Copy out the lines below word for word, leaving out the pictures.
____________
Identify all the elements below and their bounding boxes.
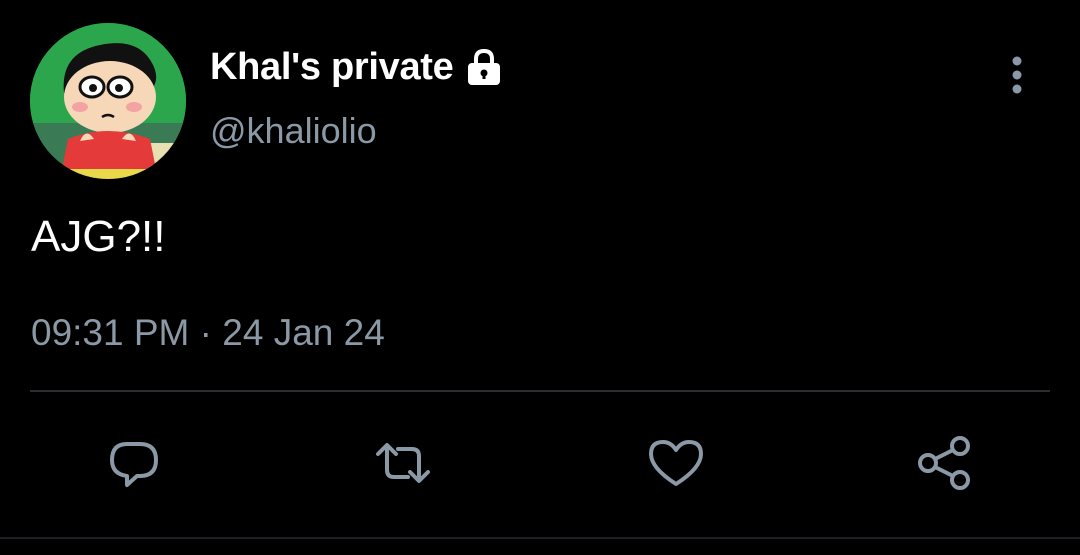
heart-icon xyxy=(649,440,703,486)
retweet-button[interactable] xyxy=(372,432,434,494)
tweet-text: AJG?!! xyxy=(31,212,166,261)
display-name[interactable]: Khal's private xyxy=(210,46,454,89)
reply-button[interactable] xyxy=(103,432,165,494)
tweet-date[interactable]: 24 Jan 24 xyxy=(222,312,385,353)
tweet-time[interactable]: 09:31 PM xyxy=(31,312,189,353)
tweet-detail: Khal's private @khaliolio AJG?!! 09:31 P… xyxy=(0,0,1080,555)
avatar[interactable] xyxy=(30,23,186,179)
share-icon xyxy=(918,436,970,490)
like-button[interactable] xyxy=(645,432,707,494)
avatar-image xyxy=(30,23,186,179)
user-handle[interactable]: @khaliolio xyxy=(210,110,377,152)
meta-separator: · xyxy=(199,312,212,353)
name-row: Khal's private xyxy=(210,42,506,92)
bottom-divider xyxy=(0,537,1080,539)
more-vertical-icon[interactable] xyxy=(1000,52,1034,98)
reply-icon xyxy=(110,442,158,487)
share-button[interactable] xyxy=(914,432,976,494)
retweet-icon xyxy=(376,443,430,483)
divider xyxy=(30,390,1050,392)
lock-icon xyxy=(462,47,506,87)
tweet-timestamp: 09:31 PM · 24 Jan 24 xyxy=(31,312,385,354)
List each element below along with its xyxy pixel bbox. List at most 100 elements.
____________
--- Response to the task ---
Identify all the elements below and their bounding boxes.
heart-icon xyxy=(649,440,703,486)
retweet-button[interactable] xyxy=(372,432,434,494)
tweet-text: AJG?!! xyxy=(31,212,166,261)
display-name[interactable]: Khal's private xyxy=(210,46,454,89)
reply-button[interactable] xyxy=(103,432,165,494)
tweet-date[interactable]: 24 Jan 24 xyxy=(222,312,385,353)
tweet-time[interactable]: 09:31 PM xyxy=(31,312,189,353)
tweet-detail: Khal's private @khaliolio AJG?!! 09:31 P… xyxy=(0,0,1080,555)
avatar[interactable] xyxy=(30,23,186,179)
share-icon xyxy=(918,436,970,490)
like-button[interactable] xyxy=(645,432,707,494)
avatar-image xyxy=(30,23,186,179)
user-handle[interactable]: @khaliolio xyxy=(210,110,377,152)
meta-separator: · xyxy=(199,312,212,353)
name-row: Khal's private xyxy=(210,42,506,92)
bottom-divider xyxy=(0,537,1080,539)
more-vertical-icon[interactable] xyxy=(1000,52,1034,98)
reply-icon xyxy=(110,442,158,487)
share-button[interactable] xyxy=(914,432,976,494)
retweet-icon xyxy=(376,443,430,483)
divider xyxy=(30,390,1050,392)
lock-icon xyxy=(462,47,506,87)
tweet-timestamp: 09:31 PM · 24 Jan 24 xyxy=(31,312,385,354)
List each element below along with its xyxy pixel bbox. List at most 100 elements.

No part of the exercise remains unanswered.